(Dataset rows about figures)

'''

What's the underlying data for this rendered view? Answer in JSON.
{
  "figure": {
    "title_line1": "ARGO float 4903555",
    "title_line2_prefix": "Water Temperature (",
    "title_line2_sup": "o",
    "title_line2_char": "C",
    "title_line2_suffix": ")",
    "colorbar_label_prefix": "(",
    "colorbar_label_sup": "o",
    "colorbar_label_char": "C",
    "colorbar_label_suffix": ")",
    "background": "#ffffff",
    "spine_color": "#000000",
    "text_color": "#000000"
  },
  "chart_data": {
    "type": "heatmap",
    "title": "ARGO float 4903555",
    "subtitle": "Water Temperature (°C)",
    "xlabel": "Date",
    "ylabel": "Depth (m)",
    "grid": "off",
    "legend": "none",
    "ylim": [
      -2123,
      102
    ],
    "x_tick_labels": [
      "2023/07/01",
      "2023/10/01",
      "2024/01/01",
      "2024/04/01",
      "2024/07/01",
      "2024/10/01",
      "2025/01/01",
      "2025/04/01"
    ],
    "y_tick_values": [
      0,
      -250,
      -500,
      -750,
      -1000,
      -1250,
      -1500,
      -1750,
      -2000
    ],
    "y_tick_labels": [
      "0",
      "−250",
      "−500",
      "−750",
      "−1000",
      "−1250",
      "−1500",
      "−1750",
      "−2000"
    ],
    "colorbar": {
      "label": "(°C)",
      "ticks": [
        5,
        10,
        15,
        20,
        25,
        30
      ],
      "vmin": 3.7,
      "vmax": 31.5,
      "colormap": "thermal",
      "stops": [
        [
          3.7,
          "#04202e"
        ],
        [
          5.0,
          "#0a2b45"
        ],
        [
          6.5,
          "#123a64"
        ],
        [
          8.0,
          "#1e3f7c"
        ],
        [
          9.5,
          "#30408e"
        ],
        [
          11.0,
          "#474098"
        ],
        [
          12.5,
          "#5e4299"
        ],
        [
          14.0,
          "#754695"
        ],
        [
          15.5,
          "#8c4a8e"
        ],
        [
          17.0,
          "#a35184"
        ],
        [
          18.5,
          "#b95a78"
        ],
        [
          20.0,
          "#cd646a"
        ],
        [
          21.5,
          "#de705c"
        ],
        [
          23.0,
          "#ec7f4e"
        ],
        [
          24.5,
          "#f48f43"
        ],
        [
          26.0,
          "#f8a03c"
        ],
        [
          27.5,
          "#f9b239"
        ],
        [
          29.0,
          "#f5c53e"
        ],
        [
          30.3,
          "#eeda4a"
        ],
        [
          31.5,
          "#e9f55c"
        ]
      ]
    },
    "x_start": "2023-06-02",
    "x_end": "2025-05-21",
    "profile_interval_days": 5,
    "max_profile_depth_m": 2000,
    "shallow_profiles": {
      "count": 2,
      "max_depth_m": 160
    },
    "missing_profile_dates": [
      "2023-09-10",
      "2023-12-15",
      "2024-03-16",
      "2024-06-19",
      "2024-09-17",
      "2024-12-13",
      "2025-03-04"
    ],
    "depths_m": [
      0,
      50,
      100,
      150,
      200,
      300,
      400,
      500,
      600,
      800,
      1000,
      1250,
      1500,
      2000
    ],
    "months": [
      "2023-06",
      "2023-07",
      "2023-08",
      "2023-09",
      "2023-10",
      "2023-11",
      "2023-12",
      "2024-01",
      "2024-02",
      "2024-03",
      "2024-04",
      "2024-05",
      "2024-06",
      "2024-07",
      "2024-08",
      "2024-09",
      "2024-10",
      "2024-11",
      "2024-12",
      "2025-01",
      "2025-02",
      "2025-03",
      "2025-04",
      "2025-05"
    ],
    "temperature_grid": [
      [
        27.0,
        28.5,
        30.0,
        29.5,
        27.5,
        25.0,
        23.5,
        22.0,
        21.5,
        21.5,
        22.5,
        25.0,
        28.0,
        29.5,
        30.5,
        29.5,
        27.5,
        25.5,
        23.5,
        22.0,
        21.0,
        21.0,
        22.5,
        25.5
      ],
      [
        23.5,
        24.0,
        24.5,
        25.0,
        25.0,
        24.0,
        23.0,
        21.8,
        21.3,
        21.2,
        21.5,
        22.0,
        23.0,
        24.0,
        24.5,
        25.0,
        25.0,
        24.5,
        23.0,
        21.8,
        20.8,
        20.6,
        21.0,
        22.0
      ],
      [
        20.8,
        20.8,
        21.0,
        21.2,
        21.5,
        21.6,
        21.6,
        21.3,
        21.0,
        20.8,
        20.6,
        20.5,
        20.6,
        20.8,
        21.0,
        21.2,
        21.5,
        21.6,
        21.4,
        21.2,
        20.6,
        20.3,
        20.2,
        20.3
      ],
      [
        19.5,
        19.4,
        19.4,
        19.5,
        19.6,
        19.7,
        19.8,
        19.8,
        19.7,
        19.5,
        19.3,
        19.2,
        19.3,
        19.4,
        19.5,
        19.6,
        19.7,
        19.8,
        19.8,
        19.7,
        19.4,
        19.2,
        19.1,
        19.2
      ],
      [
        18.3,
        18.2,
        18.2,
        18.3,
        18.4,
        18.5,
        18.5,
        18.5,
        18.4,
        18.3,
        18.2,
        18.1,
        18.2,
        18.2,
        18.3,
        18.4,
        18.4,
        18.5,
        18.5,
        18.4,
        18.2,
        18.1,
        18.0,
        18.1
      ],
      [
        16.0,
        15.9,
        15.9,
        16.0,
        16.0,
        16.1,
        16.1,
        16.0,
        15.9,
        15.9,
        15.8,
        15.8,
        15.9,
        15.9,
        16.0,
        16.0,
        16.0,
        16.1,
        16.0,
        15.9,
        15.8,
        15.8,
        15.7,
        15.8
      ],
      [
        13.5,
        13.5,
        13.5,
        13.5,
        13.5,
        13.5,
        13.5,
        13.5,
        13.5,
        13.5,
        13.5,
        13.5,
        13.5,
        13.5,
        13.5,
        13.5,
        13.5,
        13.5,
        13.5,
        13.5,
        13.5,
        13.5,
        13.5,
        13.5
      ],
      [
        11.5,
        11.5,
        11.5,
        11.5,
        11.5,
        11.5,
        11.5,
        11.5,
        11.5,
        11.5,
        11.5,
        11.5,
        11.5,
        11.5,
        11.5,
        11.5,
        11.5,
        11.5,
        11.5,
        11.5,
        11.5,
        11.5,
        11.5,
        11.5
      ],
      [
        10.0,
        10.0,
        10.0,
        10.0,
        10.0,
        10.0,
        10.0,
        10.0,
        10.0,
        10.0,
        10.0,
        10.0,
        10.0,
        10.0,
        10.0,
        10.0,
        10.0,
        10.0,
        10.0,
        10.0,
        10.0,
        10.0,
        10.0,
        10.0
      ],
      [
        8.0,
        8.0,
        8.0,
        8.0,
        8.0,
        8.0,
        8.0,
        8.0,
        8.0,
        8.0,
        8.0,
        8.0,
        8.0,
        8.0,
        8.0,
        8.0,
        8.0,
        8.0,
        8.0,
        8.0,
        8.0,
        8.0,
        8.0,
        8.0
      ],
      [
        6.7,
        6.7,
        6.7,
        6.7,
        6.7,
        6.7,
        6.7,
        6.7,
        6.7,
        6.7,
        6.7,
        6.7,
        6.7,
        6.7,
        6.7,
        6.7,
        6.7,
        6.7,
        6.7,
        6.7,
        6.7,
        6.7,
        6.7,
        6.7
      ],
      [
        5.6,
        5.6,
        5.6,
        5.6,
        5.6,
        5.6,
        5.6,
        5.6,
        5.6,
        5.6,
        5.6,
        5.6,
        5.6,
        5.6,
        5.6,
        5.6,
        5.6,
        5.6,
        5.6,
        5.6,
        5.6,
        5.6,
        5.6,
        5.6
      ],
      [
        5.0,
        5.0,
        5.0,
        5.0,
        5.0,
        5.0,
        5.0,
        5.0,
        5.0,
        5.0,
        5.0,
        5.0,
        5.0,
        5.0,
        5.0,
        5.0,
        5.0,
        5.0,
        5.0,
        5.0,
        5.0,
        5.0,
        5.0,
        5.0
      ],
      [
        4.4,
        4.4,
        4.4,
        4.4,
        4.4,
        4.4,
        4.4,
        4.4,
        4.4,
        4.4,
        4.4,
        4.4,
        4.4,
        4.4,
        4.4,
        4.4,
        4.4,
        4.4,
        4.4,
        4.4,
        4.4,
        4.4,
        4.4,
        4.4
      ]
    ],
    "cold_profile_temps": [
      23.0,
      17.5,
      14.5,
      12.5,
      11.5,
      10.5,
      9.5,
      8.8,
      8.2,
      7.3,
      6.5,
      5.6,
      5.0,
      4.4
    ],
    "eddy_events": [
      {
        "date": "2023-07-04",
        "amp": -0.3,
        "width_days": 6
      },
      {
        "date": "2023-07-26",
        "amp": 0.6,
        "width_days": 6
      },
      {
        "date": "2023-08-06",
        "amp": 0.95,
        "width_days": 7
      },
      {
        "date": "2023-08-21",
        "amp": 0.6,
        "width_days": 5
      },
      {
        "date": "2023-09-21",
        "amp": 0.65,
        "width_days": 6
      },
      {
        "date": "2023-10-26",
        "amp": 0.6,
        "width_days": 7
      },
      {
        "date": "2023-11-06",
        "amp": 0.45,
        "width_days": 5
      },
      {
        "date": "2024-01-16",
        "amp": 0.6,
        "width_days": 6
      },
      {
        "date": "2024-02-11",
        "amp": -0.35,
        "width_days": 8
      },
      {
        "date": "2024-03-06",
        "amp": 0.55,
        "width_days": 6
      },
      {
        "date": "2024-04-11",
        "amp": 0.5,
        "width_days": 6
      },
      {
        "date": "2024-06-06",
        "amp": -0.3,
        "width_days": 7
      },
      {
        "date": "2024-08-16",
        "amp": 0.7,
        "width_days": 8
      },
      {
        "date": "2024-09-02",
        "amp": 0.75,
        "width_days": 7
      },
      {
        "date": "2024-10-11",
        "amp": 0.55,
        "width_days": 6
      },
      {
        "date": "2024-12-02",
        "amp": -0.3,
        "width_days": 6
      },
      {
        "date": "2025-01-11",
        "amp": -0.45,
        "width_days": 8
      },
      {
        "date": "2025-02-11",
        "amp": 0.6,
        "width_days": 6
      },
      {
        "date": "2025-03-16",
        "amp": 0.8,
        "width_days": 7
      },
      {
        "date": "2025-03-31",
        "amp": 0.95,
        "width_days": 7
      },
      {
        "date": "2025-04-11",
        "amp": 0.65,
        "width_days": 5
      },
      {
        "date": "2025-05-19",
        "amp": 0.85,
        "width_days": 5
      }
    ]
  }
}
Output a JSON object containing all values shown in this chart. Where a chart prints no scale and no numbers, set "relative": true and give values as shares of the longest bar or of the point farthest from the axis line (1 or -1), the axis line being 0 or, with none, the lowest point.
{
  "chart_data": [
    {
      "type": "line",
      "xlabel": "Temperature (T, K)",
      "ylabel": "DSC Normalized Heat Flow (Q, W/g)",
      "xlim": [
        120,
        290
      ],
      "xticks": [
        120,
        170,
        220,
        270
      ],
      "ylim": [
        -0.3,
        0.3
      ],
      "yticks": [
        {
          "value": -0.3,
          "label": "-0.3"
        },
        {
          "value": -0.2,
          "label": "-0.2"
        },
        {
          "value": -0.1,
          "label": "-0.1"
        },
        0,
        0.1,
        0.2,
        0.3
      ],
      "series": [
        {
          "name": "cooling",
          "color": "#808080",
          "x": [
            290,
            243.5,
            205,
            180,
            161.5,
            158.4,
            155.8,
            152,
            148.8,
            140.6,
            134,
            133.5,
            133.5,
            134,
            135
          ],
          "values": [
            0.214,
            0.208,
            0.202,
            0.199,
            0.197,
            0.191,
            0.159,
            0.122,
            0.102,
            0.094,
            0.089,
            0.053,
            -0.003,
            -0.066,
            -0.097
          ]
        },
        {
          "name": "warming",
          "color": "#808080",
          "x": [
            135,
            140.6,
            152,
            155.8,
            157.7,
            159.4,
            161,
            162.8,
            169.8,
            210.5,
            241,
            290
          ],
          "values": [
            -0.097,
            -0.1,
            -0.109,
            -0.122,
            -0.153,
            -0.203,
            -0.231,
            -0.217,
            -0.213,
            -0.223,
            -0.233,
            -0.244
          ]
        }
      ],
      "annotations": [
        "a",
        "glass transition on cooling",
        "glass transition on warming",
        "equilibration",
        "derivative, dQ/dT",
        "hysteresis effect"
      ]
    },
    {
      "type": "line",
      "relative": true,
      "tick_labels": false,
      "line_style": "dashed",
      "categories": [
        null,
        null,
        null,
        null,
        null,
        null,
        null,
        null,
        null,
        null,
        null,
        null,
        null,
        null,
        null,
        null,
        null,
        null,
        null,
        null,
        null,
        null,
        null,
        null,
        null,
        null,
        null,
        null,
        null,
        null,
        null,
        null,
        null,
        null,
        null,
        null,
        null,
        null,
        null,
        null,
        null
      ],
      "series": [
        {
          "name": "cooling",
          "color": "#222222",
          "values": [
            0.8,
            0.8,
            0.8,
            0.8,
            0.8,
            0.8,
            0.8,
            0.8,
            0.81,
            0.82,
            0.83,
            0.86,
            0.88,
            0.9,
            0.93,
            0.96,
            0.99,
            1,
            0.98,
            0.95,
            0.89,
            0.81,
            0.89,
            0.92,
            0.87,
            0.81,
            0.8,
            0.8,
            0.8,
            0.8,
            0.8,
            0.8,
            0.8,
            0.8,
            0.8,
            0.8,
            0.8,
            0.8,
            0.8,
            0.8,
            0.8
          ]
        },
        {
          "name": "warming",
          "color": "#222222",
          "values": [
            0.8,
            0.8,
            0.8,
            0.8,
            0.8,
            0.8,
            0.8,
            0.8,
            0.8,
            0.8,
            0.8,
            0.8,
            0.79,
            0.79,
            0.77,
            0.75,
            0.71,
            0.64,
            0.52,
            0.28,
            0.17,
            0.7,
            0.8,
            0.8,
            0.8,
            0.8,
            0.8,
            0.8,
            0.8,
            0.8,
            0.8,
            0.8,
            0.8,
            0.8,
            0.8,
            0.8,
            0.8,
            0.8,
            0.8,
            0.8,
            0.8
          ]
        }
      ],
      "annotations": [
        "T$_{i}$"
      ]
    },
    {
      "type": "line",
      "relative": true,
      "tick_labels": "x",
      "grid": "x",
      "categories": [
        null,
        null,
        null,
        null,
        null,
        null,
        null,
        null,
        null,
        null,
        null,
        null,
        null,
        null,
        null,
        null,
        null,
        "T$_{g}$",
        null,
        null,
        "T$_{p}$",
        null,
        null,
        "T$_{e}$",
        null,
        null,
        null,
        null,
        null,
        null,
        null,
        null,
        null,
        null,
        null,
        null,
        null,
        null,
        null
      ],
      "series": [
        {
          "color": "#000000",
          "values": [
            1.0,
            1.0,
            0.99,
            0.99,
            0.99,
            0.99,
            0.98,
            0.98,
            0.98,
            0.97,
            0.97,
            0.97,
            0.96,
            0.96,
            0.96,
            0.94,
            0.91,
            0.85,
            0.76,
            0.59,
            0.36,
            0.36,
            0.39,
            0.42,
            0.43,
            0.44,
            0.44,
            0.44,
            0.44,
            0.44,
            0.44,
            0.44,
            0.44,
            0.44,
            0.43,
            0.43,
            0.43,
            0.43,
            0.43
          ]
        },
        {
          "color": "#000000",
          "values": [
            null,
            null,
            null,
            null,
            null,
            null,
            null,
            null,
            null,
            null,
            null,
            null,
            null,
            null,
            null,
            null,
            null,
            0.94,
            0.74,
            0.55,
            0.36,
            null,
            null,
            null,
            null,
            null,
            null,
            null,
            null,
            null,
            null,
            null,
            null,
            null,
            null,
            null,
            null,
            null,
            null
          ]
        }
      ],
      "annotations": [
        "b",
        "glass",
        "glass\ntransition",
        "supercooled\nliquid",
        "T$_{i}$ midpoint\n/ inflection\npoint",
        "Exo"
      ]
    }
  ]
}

'''

• [WHAT NEEDS TO BE DONE] Exactly how many lines in the data above contain the word "ARGO"? Respond with the number and nothing more.

• [RESULT OF THE EXERCISE] 2